__Task__: Convert each line of the entries below into a numbered list, omitting any blank lines.

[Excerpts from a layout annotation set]
• • • • •

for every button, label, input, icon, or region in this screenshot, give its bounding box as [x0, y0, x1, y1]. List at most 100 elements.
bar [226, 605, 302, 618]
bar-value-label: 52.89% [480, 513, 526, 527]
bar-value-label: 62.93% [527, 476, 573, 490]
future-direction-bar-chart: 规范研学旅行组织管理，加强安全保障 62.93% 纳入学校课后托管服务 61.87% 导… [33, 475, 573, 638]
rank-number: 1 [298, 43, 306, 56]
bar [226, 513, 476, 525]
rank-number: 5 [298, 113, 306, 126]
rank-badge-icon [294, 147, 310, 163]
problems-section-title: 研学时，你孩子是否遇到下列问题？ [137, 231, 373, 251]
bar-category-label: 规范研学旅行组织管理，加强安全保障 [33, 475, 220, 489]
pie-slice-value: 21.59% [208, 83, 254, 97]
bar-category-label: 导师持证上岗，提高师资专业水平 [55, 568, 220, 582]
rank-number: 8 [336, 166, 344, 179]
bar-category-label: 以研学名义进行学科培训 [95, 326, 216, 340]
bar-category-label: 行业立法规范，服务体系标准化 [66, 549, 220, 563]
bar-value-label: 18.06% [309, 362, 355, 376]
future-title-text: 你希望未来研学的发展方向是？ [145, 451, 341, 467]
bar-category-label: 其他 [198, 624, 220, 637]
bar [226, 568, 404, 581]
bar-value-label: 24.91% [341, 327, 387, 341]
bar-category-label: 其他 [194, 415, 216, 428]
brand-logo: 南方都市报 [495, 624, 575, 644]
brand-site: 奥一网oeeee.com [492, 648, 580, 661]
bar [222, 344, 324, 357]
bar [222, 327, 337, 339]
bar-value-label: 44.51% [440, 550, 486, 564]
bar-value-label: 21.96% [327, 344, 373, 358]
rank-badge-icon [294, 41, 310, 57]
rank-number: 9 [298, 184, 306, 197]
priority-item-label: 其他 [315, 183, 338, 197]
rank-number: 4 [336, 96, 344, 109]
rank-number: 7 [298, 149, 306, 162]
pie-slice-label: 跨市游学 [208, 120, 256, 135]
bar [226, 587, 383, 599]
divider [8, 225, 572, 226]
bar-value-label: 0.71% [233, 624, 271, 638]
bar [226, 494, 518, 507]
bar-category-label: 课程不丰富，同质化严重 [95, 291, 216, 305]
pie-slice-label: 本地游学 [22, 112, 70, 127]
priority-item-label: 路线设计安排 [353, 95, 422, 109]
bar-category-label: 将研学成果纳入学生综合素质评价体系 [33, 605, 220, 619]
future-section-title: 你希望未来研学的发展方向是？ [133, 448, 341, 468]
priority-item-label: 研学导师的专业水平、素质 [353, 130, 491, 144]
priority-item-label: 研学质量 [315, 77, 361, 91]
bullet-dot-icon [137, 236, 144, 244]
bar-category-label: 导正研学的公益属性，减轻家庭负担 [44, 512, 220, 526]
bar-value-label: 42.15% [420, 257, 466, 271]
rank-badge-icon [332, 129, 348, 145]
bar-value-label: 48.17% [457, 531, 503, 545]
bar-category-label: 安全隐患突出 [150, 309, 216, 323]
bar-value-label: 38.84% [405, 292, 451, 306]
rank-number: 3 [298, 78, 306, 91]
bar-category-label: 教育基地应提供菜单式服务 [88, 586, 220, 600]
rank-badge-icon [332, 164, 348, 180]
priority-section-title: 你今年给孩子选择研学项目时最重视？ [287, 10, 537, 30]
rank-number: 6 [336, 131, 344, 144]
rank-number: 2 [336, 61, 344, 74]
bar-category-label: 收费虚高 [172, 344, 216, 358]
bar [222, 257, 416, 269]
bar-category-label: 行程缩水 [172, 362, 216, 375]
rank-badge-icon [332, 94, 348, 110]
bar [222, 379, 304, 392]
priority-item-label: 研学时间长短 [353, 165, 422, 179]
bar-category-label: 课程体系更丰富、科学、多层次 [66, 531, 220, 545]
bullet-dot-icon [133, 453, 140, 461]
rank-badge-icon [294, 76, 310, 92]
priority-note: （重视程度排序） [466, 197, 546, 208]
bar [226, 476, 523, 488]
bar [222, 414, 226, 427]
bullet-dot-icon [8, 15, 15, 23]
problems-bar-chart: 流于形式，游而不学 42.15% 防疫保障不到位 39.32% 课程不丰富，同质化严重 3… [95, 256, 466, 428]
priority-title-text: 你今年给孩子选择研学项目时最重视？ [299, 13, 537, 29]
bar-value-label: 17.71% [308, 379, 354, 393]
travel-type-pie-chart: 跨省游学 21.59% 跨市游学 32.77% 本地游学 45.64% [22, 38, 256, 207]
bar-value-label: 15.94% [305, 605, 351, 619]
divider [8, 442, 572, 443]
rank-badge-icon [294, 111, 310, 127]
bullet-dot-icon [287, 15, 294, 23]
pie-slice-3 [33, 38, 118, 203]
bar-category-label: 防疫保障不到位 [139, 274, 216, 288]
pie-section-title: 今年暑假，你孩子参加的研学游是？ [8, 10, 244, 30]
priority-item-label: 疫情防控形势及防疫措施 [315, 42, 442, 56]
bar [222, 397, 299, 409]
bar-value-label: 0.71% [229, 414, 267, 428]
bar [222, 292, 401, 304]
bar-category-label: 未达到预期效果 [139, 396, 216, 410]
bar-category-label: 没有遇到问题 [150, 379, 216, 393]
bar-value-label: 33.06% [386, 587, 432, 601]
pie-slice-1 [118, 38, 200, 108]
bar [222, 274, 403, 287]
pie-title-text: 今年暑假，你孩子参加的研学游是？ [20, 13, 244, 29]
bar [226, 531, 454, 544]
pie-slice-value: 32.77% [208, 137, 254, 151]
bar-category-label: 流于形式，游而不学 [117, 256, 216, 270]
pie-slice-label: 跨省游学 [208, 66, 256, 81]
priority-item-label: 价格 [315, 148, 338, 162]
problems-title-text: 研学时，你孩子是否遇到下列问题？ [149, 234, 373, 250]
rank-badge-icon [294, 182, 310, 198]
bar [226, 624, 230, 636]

• • • • •

__Answer below__:
1. for every button, label, input, icon, or region in this screenshot, give its bounding box as [x0, y0, x1, y1]. List at most 100 elements.
2. bar [226, 605, 302, 618]
3. bar-value-label: 52.89% [480, 513, 526, 527]
4. bar-value-label: 62.93% [527, 476, 573, 490]
5. future-direction-bar-chart: 规范研学旅行组织管理，加强安全保障 62.93% 纳入学校课后托管服务 61.87% 导… [33, 475, 573, 638]
6. rank-number: 1 [298, 43, 306, 56]
7. bar [226, 513, 476, 525]
8. rank-number: 5 [298, 113, 306, 126]
9. rank-badge-icon [294, 147, 310, 163]
10. problems-section-title: 研学时，你孩子是否遇到下列问题？ [137, 231, 373, 251]
11. bar-category-label: 规范研学旅行组织管理，加强安全保障 [33, 475, 220, 489]
12. pie-slice-value: 21.59% [208, 83, 254, 97]
13. bar-category-label: 导师持证上岗，提高师资专业水平 [55, 568, 220, 582]
14. rank-number: 8 [336, 166, 344, 179]
15. bar-category-label: 以研学名义进行学科培训 [95, 326, 216, 340]
16. bar-category-label: 行业立法规范，服务体系标准化 [66, 549, 220, 563]
17. bar-value-label: 18.06% [309, 362, 355, 376]
18. future-title-text: 你希望未来研学的发展方向是？ [145, 451, 341, 467]
19. bar-category-label: 其他 [198, 624, 220, 637]
20. bar [226, 568, 404, 581]
21. bar-value-label: 24.91% [341, 327, 387, 341]
22. bar-category-label: 其他 [194, 415, 216, 428]
23. brand-logo: 南方都市报 [495, 624, 575, 644]
24. brand-site: 奥一网oeeee.com [492, 648, 580, 661]
25. bar [222, 344, 324, 357]
26. bar [222, 327, 337, 339]
27. bar-value-label: 44.51% [440, 550, 486, 564]
28. bar-value-label: 21.96% [327, 344, 373, 358]
29. rank-badge-icon [294, 41, 310, 57]
30. rank-number: 9 [298, 184, 306, 197]
31. priority-item-label: 其他 [315, 183, 338, 197]
32. rank-number: 4 [336, 96, 344, 109]
33. rank-number: 7 [298, 149, 306, 162]
34. pie-slice-label: 跨市游学 [208, 120, 256, 135]
35. bar [226, 587, 383, 599]
36. divider [8, 225, 572, 226]
37. bar-value-label: 0.71% [233, 624, 271, 638]
38. bar [226, 494, 518, 507]
39. bar-category-label: 课程不丰富，同质化严重 [95, 291, 216, 305]
40. pie-slice-label: 本地游学 [22, 112, 70, 127]
41. priority-item-label: 路线设计安排 [353, 95, 422, 109]
42. bar-category-label: 将研学成果纳入学生综合素质评价体系 [33, 605, 220, 619]
43. future-section-title: 你希望未来研学的发展方向是？ [133, 448, 341, 468]
44. priority-item-label: 研学导师的专业水平、素质 [353, 130, 491, 144]
45. priority-item-label: 研学质量 [315, 77, 361, 91]
46. bullet-dot-icon [137, 236, 144, 244]
47. bar-category-label: 导正研学的公益属性，减轻家庭负担 [44, 512, 220, 526]
48. bar-value-label: 42.15% [420, 257, 466, 271]
49. rank-badge-icon [332, 129, 348, 145]
50. bar-value-label: 48.17% [457, 531, 503, 545]
51. bar-category-label: 安全隐患突出 [150, 309, 216, 323]
52. bar-value-label: 38.84% [405, 292, 451, 306]
53. rank-number: 3 [298, 78, 306, 91]
54. bar-category-label: 教育基地应提供菜单式服务 [88, 586, 220, 600]
55. rank-badge-icon [332, 164, 348, 180]
56. priority-section-title: 你今年给孩子选择研学项目时最重视？ [287, 10, 537, 30]
57. rank-number: 6 [336, 131, 344, 144]
58. rank-number: 2 [336, 61, 344, 74]
59. bar-category-label: 收费虚高 [172, 344, 216, 358]
60. bar [222, 257, 416, 269]
61. bar-category-label: 行程缩水 [172, 362, 216, 375]
62. rank-badge-icon [332, 94, 348, 110]
63. bar [222, 379, 304, 392]
64. priority-item-label: 研学时间长短 [353, 165, 422, 179]
65. bar-category-label: 课程体系更丰富、科学、多层次 [66, 531, 220, 545]
66. bullet-dot-icon [133, 453, 140, 461]
67. rank-badge-icon [294, 76, 310, 92]
68. priority-note: （重视程度排序） [466, 197, 546, 208]
69. bar [226, 476, 523, 488]
70. bar [222, 414, 226, 427]
71. bullet-dot-icon [8, 15, 15, 23]
72. problems-bar-chart: 流于形式，游而不学 42.15% 防疫保障不到位 39.32% 课程不丰富，同质化严重 3… [95, 256, 466, 428]
73. priority-title-text: 你今年给孩子选择研学项目时最重视？ [299, 13, 537, 29]
74. bar-value-label: 17.71% [308, 379, 354, 393]
75. travel-type-pie-chart: 跨省游学 21.59% 跨市游学 32.77% 本地游学 45.64% [22, 38, 256, 207]
76. bar-value-label: 15.94% [305, 605, 351, 619]
77. divider [8, 442, 572, 443]
78. rank-badge-icon [294, 111, 310, 127]
79. bullet-dot-icon [287, 15, 294, 23]
80. pie-slice-3 [33, 38, 118, 203]
81. bar-category-label: 防疫保障不到位 [139, 274, 216, 288]
82. pie-section-title: 今年暑假，你孩子参加的研学游是？ [8, 10, 244, 30]
83. priority-item-label: 疫情防控形势及防疫措施 [315, 42, 442, 56]
84. bar [222, 397, 299, 409]
85. bar-value-label: 0.71% [229, 414, 267, 428]
86. bar [222, 292, 401, 304]
87. bar-category-label: 未达到预期效果 [139, 396, 216, 410]
88. bar-category-label: 没有遇到问题 [150, 379, 216, 393]
89. bar-value-label: 33.06% [386, 587, 432, 601]
90. pie-slice-1 [118, 38, 200, 108]
91. bar [222, 274, 403, 287]
92. pie-title-text: 今年暑假，你孩子参加的研学游是？ [20, 13, 244, 29]
93. bar [226, 531, 454, 544]
94. pie-slice-value: 32.77% [208, 137, 254, 151]
95. bar-category-label: 流于形式，游而不学 [117, 256, 216, 270]
96. pie-slice-label: 跨省游学 [208, 66, 256, 81]
97. priority-item-label: 价格 [315, 148, 338, 162]
98. problems-title-text: 研学时，你孩子是否遇到下列问题？ [149, 234, 373, 250]
99. rank-badge-icon [294, 182, 310, 198]
100. bar [226, 624, 230, 636]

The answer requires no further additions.